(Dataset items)
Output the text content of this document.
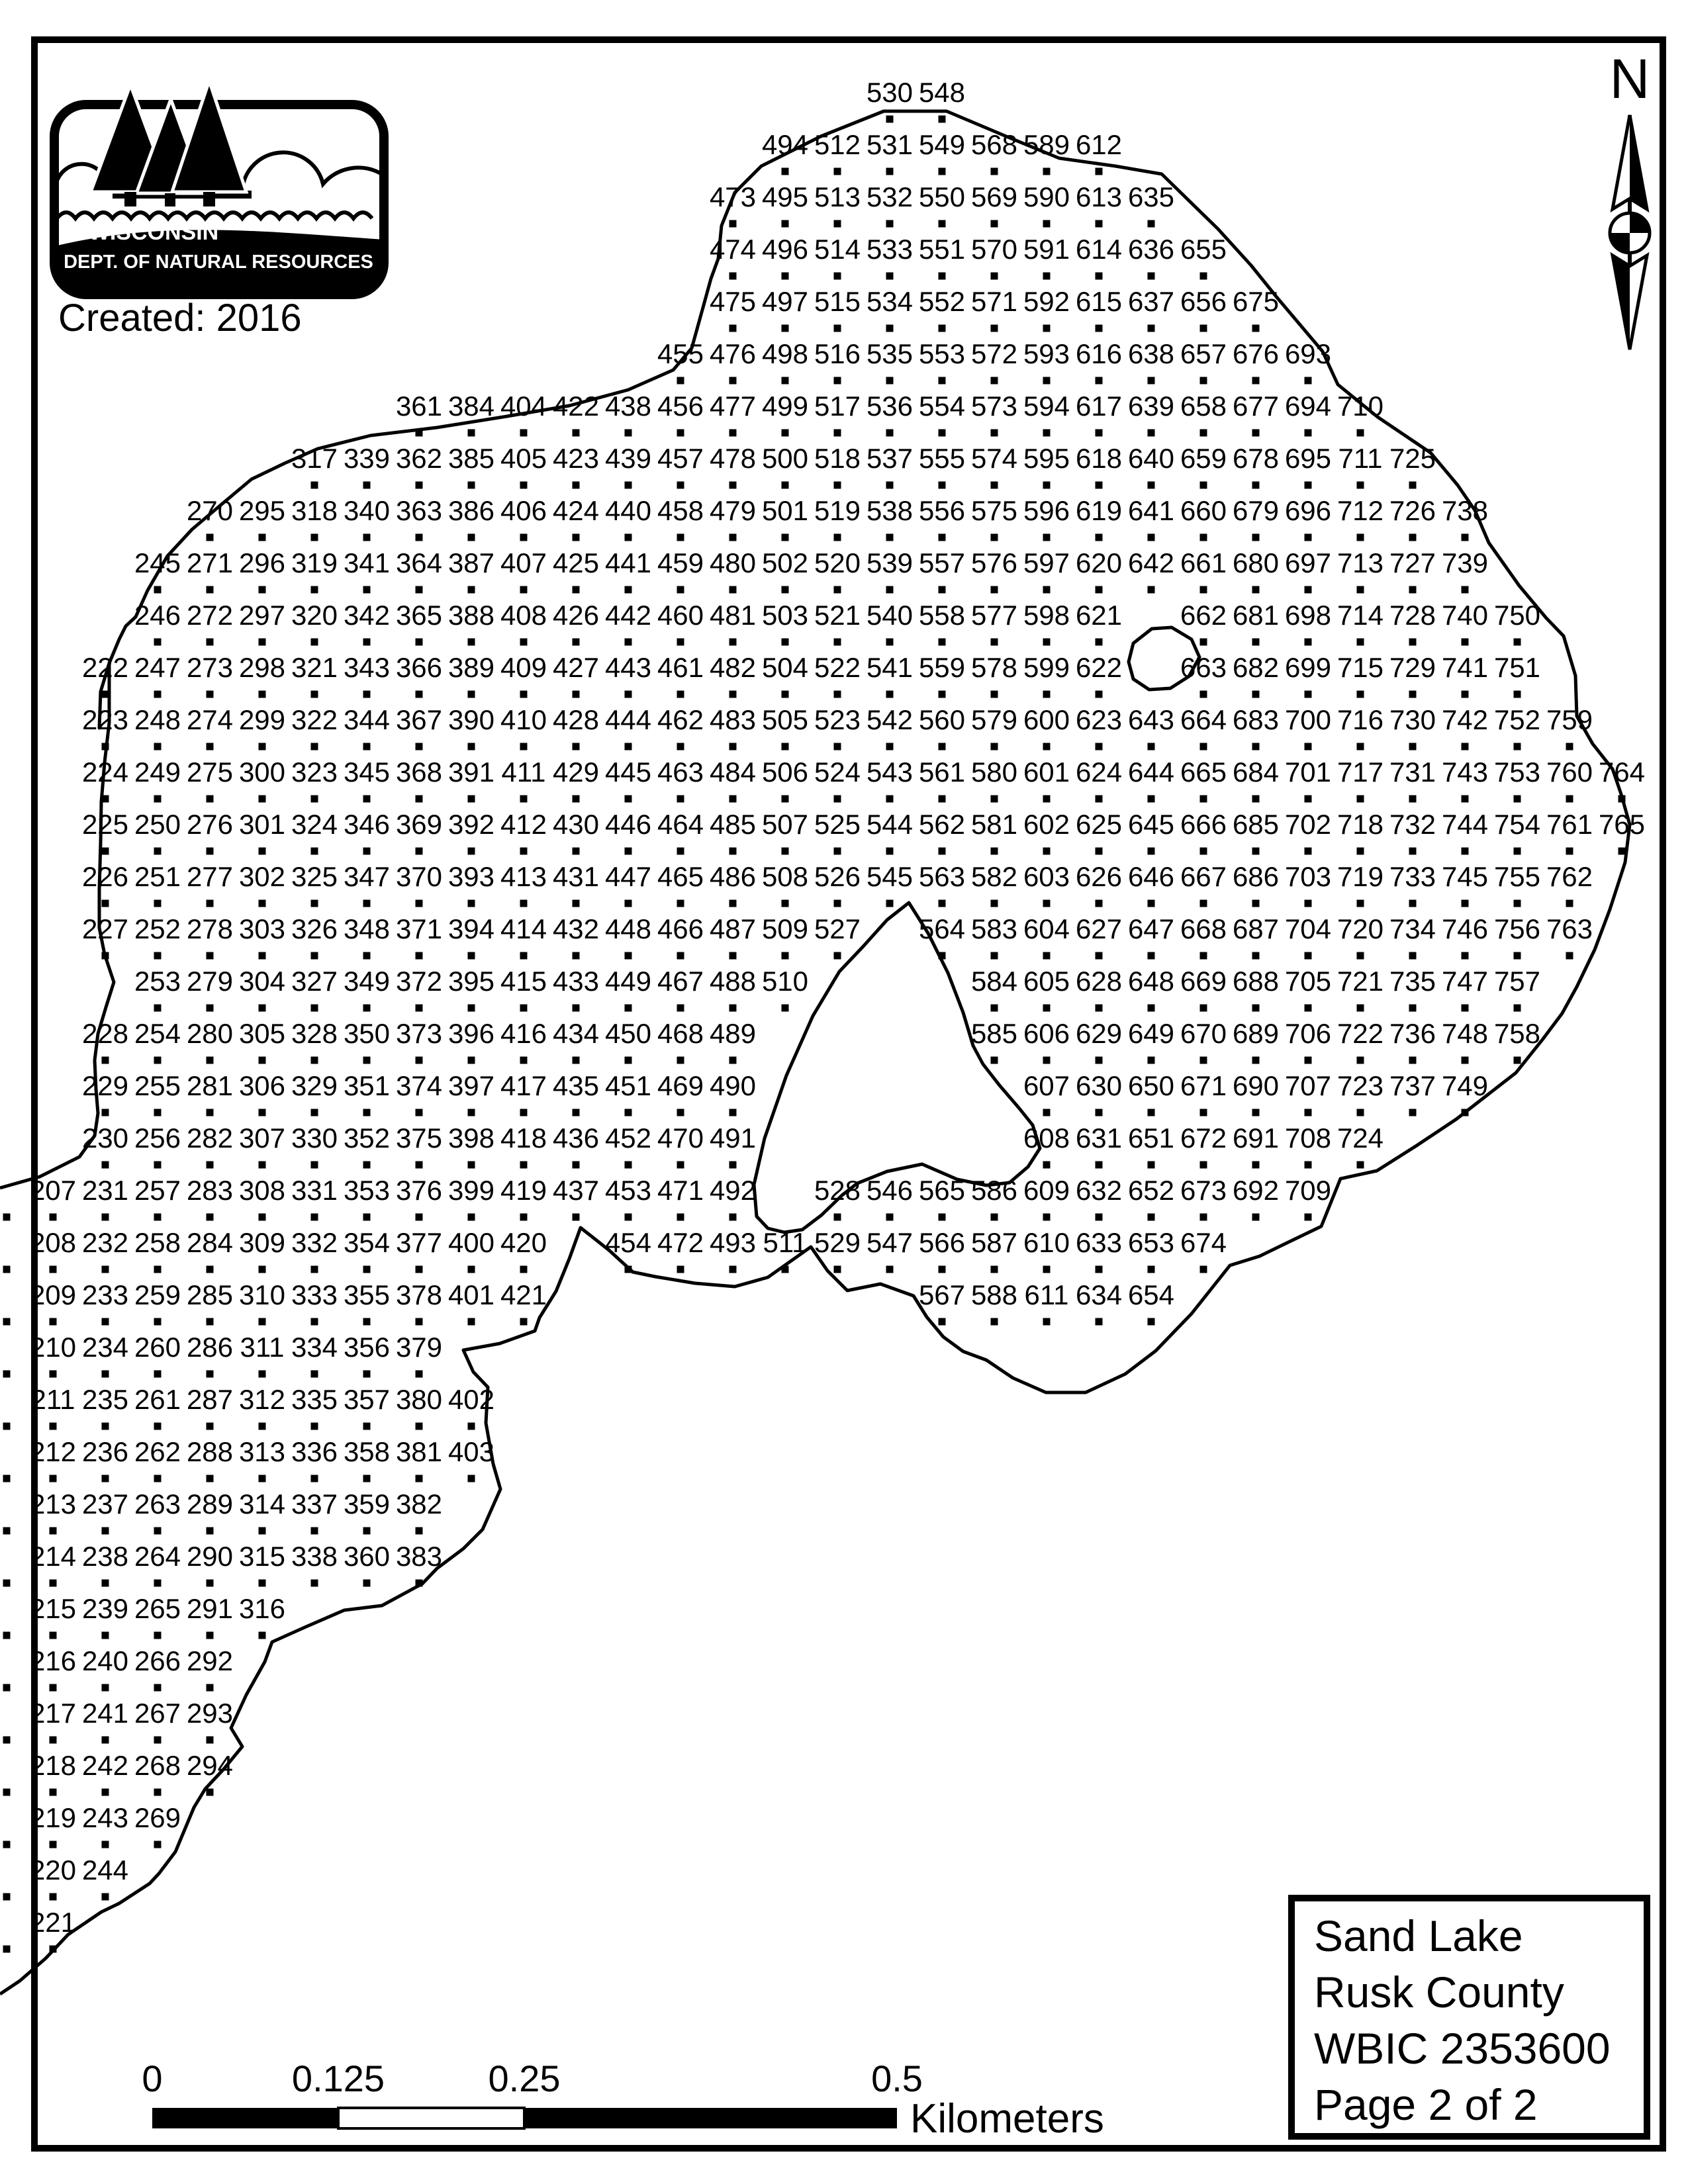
207
208
209
210
211
212
213
214
215
216
217
218
219
220
221
222
223
224
225
226
227
228
229
230
231
232
233
234
235
236
237
238
239
240
241
242
243
244
245
246
247
248
249
250
251
252
253
254
255
256
257
258
259
260
261
262
263
264
265
266
267
268
269
270
271
272
273
274
275
276
277
278
279
280
281
282
283
284
285
286
287
288
289
290
291
292
293
294
295
296
297
298
299
300
301
302
303
304
305
306
307
308
309
310
311
312
313
314
315
316
317
318
319
320
321
322
323
324
325
326
327
328
329
330
331
332
333
334
335
336
337
338
339
340
341
342
343
344
345
346
347
348
349
350
351
352
353
354
355
356
357
358
359
360
361
362
363
364
365
366
367
368
369
370
371
372
373
374
375
376
377
378
379
380
381
382
383
384
385
386
387
388
389
390
391
392
393
394
395
396
397
398
399
400
401
402
403
404
405
406
407
408
409
410
411
412
413
414
415
416
417
418
419
420
421
422
423
424
425
426
427
428
429
430
431
432
433
434
435
436
437
438
439
440
441
442
443
444
445
446
447
448
449
450
451
452
453
454
455
456
457
458
459
460
461
462
463
464
465
466
467
468
469
470
471
472
473
474
475
476
477
478
479
480
481
482
483
484
485
486
487
488
489
490
491
492
493
494
495
496
497
498
499
500
501
502
503
504
505
506
507
508
509
510
511
512
513
514
515
516
517
518
519
520
521
522
523
524
525
526
527
528
529
530
531
532
533
534
535
536
537
538
539
540
541
542
543
544
545
546
547
548
549
550
551
552
553
554
555
556
557
558
559
560
561
562
563
564
565
566
567
568
569
570
571
572
573
574
575
576
577
578
579
580
581
582
583
584
585
586
587
588
589
590
591
592
593
594
595
596
597
598
599
600
601
602
603
604
605
606
607
608
609
610
611
612
613
614
615
616
617
618
619
620
621
622
623
624
625
626
627
628
629
630
631
632
633
634
635
636
637
638
639
640
641
642
643
644
645
646
647
648
649
650
651
652
653
654
655
656
657
658
659
660
661
662
663
664
665
666
667
668
669
670
671
672
673
674
675
676
677
678
679
680
681
682
683
684
685
686
687
688
689
690
691
692
693
694
695
696
697
698
699
700
701
702
703
704
705
706
707
708
709
710
711
712
713
714
715
716
717
718
719
720
721
722
723
724
725
726
727
728
729
730
731
732
733
734
735
736
737
738
739
740
741
742
743
744
745
746
747
748
749
750
751
752
753
754
755
756
757
758
759
760
761
762
763
764
765
WISCONSIN
DEPT. OF NATURAL RESOURCES
Created: 2016
N
0	0.125	0.25	0.5
Kilometers
Sand Lake
Rusk County
WBIC 2353600
Page 2 of 2
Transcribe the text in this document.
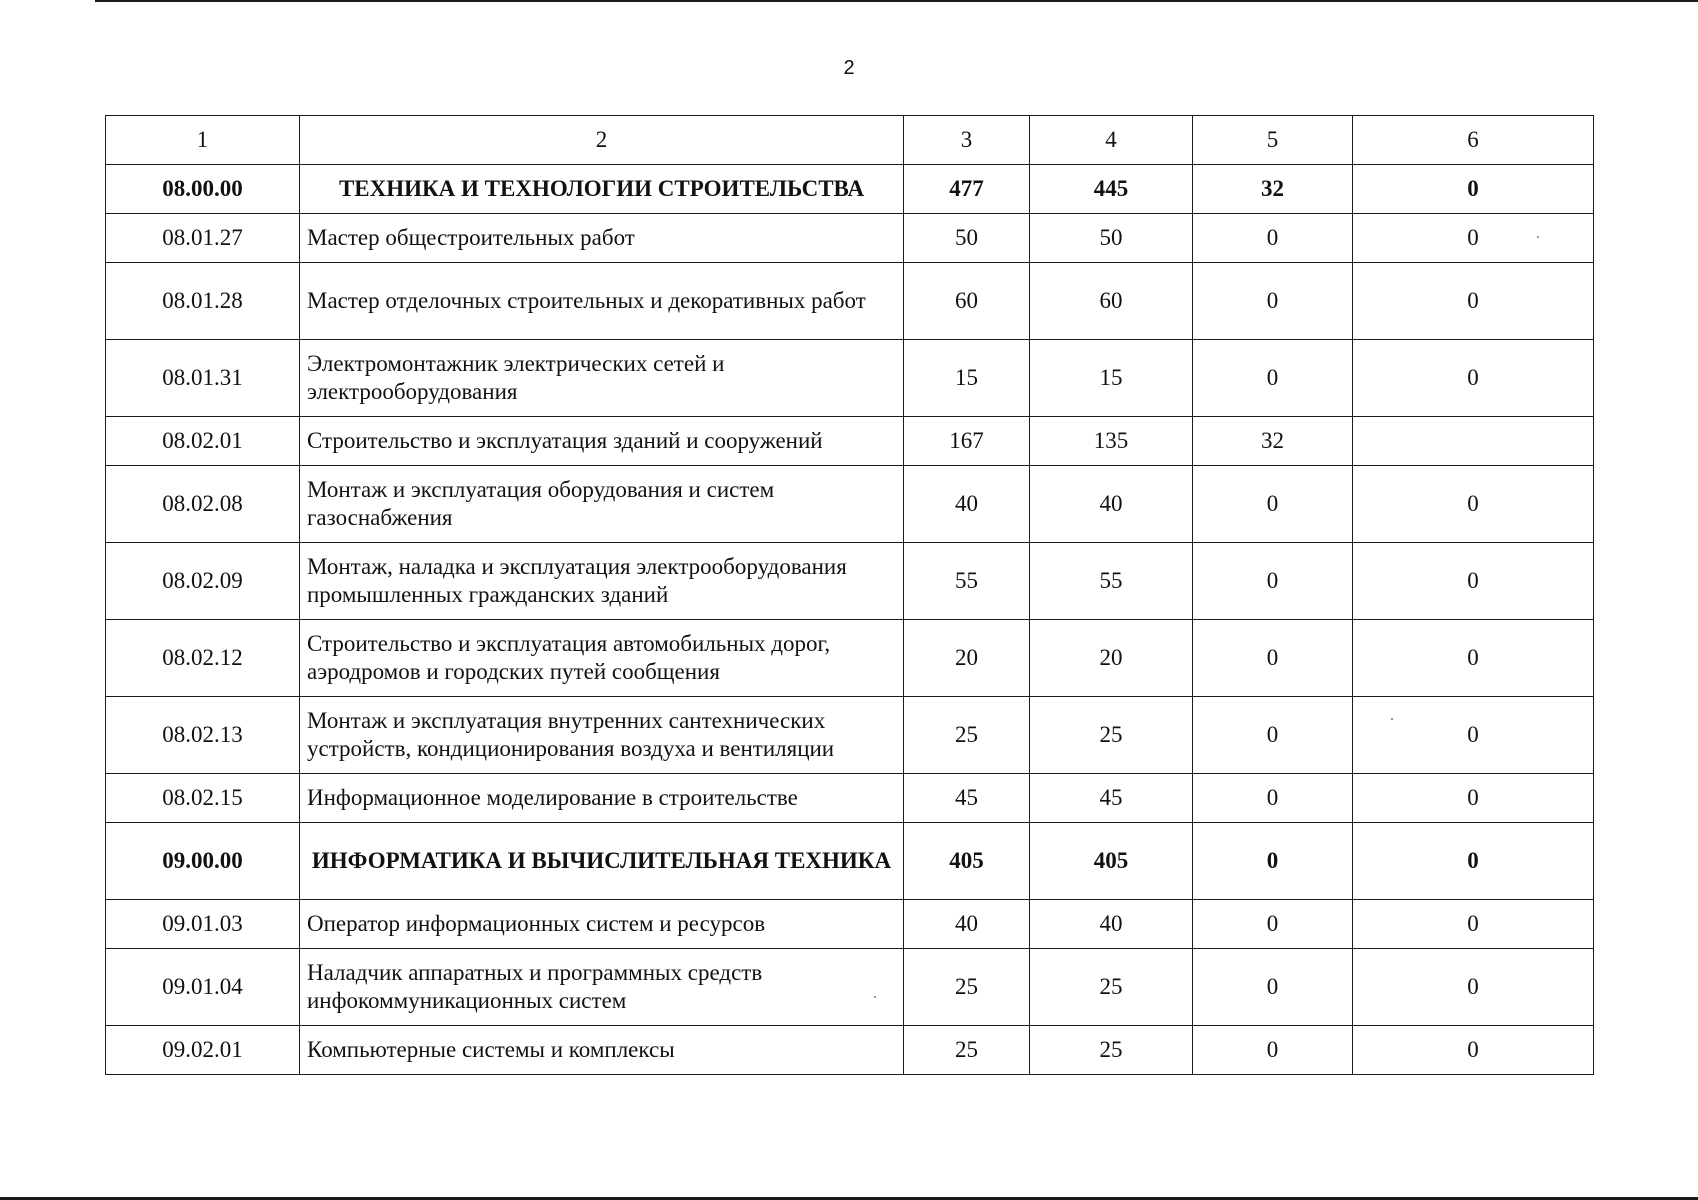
2
1	2	3	4	5	6
08.00.00	ТЕХНИКА И ТЕХНОЛОГИИ СТРОИТЕЛЬСТВА	477	445	32	0
08.01.27	Мастер общестроительных работ	50	50	0	0
08.01.28	Мастер отделочных строительных и декоративных работ	60	60	0	0
08.01.31	Электромонтажник электрических сетей и электрооборудования	15	15	0	0
08.02.01	Строительство и эксплуатация зданий и сооружений	167	135	32	
08.02.08	Монтаж и эксплуатация оборудования и систем газоснабжения	40	40	0	0
08.02.09	Монтаж, наладка и эксплуатация электрооборудования промышленных гражданских зданий	55	55	0	0
08.02.12	Строительство и эксплуатация автомобильных дорог, аэродромов и городских путей сообщения	20	20	0	0
08.02.13	Монтаж и эксплуатация внутренних сантехнических устройств, кондиционирования воздуха и вентиляции	25	25	0	0
08.02.15	Информационное моделирование в строительстве	45	45	0	0
09.00.00	ИНФОРМАТИКА И ВЫЧИСЛИТЕЛЬНАЯ ТЕХНИКА	405	405	0	0
09.01.03	Оператор информационных систем и ресурсов	40	40	0	0
09.01.04	Наладчик аппаратных и программных средств инфокоммуникационных систем	25	25	0	0
09.02.01	Компьютерные системы и комплексы	25	25	0	0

* **STATED TASK**
Read the lines above. Gather those in which the string "ТЕХНИКА" is found.

* **CORRECT RESULT**
08.00.00	ТЕХНИКА И ТЕХНОЛОГИИ СТРОИТЕЛЬСТВА	477	445	32	0
09.00.00	ИНФОРМАТИКА И ВЫЧИСЛИТЕЛЬНАЯ ТЕХНИКА	405	405	0	0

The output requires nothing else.